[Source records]
※
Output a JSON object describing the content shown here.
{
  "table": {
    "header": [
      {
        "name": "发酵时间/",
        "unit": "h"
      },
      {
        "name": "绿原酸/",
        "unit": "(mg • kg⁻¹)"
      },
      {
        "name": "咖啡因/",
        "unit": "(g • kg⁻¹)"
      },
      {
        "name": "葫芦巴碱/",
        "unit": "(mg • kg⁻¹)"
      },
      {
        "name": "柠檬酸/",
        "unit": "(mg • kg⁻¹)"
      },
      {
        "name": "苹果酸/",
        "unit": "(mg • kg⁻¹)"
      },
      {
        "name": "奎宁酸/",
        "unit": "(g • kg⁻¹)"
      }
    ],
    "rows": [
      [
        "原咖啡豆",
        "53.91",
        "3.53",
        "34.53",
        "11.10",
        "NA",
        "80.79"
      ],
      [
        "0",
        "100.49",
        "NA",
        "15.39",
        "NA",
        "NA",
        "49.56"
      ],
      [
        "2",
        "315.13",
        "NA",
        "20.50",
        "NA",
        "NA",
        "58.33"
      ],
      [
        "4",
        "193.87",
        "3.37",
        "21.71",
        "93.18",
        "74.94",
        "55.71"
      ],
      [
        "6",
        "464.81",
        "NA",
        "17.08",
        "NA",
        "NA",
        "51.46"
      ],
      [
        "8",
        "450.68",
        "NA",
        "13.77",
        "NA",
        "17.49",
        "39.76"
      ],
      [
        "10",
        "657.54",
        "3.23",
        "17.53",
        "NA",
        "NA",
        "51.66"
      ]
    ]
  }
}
※
Reply with one number: the count of lines in the entries that include the word "name".

** PROBLEM SOLUTION **
7